>> start RECORDS TO PROCESS

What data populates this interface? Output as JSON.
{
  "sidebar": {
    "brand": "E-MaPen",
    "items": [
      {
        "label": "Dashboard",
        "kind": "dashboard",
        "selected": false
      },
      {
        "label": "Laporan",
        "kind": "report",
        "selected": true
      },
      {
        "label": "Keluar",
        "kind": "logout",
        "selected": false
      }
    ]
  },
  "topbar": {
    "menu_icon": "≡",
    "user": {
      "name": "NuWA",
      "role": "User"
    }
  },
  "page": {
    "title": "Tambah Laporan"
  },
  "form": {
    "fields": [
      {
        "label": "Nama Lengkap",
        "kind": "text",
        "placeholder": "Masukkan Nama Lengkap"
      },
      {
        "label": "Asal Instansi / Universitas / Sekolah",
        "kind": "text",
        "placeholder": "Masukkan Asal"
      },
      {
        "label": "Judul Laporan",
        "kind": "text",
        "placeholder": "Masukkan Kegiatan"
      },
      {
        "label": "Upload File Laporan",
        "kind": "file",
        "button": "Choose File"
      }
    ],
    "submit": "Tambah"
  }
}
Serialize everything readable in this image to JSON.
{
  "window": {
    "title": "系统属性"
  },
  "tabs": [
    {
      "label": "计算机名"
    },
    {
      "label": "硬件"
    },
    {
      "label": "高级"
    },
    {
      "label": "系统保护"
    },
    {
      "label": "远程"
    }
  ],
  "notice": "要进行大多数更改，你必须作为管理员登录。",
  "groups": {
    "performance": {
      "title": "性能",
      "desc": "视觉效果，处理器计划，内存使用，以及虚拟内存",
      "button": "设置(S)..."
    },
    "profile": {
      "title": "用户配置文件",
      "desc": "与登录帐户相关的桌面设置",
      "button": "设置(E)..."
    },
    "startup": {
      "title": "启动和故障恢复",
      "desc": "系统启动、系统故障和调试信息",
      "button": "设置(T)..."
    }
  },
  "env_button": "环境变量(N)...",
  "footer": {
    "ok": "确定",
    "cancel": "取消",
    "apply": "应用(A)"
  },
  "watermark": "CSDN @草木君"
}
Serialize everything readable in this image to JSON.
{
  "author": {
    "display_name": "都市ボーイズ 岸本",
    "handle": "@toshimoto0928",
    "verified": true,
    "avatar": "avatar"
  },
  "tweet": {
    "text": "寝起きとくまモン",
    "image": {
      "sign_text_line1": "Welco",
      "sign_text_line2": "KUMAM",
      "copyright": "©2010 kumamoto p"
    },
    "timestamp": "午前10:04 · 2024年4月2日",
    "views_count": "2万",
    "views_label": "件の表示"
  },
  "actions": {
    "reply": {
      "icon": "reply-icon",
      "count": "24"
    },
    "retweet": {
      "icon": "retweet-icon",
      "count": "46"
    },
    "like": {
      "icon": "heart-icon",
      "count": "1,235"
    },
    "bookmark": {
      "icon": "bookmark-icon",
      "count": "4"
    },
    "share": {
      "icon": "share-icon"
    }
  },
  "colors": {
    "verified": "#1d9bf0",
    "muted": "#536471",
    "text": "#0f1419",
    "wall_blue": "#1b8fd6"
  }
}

>> end RECORDS TO PROCESS

GIVEN EXERCISE
Reproduce the records in full, exactly as written.

COMPLETE ANSWER
What data populates this interface? Output as JSON.
{
  "sidebar": {
    "brand": "E-MaPen",
    "items": [
      {
        "label": "Dashboard",
        "kind": "dashboard",
        "selected": false
      },
      {
        "label": "Laporan",
        "kind": "report",
        "selected": true
      },
      {
        "label": "Keluar",
        "kind": "logout",
        "selected": false
      }
    ]
  },
  "topbar": {
    "menu_icon": "≡",
    "user": {
      "name": "NuWA",
      "role": "User"
    }
  },
  "page": {
    "title": "Tambah Laporan"
  },
  "form": {
    "fields": [
      {
        "label": "Nama Lengkap",
        "kind": "text",
        "placeholder": "Masukkan Nama Lengkap"
      },
      {
        "label": "Asal Instansi / Universitas / Sekolah",
        "kind": "text",
        "placeholder": "Masukkan Asal"
      },
      {
        "label": "Judul Laporan",
        "kind": "text",
        "placeholder": "Masukkan Kegiatan"
      },
      {
        "label": "Upload File Laporan",
        "kind": "file",
        "button": "Choose File"
      }
    ],
    "submit": "Tambah"
  }
}
Serialize everything readable in this image to JSON.
{
  "window": {
    "title": "系统属性"
  },
  "tabs": [
    {
      "label": "计算机名"
    },
    {
      "label": "硬件"
    },
    {
      "label": "高级"
    },
    {
      "label": "系统保护"
    },
    {
      "label": "远程"
    }
  ],
  "notice": "要进行大多数更改，你必须作为管理员登录。",
  "groups": {
    "performance": {
      "title": "性能",
      "desc": "视觉效果，处理器计划，内存使用，以及虚拟内存",
      "button": "设置(S)..."
    },
    "profile": {
      "title": "用户配置文件",
      "desc": "与登录帐户相关的桌面设置",
      "button": "设置(E)..."
    },
    "startup": {
      "title": "启动和故障恢复",
      "desc": "系统启动、系统故障和调试信息",
      "button": "设置(T)..."
    }
  },
  "env_button": "环境变量(N)...",
  "footer": {
    "ok": "确定",
    "cancel": "取消",
    "apply": "应用(A)"
  },
  "watermark": "CSDN @草木君"
}
Serialize everything readable in this image to JSON.
{
  "author": {
    "display_name": "都市ボーイズ 岸本",
    "handle": "@toshimoto0928",
    "verified": true,
    "avatar": "avatar"
  },
  "tweet": {
    "text": "寝起きとくまモン",
    "image": {
      "sign_text_line1": "Welco",
      "sign_text_line2": "KUMAM",
      "copyright": "©2010 kumamoto p"
    },
    "timestamp": "午前10:04 · 2024年4月2日",
    "views_count": "2万",
    "views_label": "件の表示"
  },
  "actions": {
    "reply": {
      "icon": "reply-icon",
      "count": "24"
    },
    "retweet": {
      "icon": "retweet-icon",
      "count": "46"
    },
    "like": {
      "icon": "heart-icon",
      "count": "1,235"
    },
    "bookmark": {
      "icon": "bookmark-icon",
      "count": "4"
    },
    "share": {
      "icon": "share-icon"
    }
  },
  "colors": {
    "verified": "#1d9bf0",
    "muted": "#536471",
    "text": "#0f1419",
    "wall_blue": "#1b8fd6"
  }
}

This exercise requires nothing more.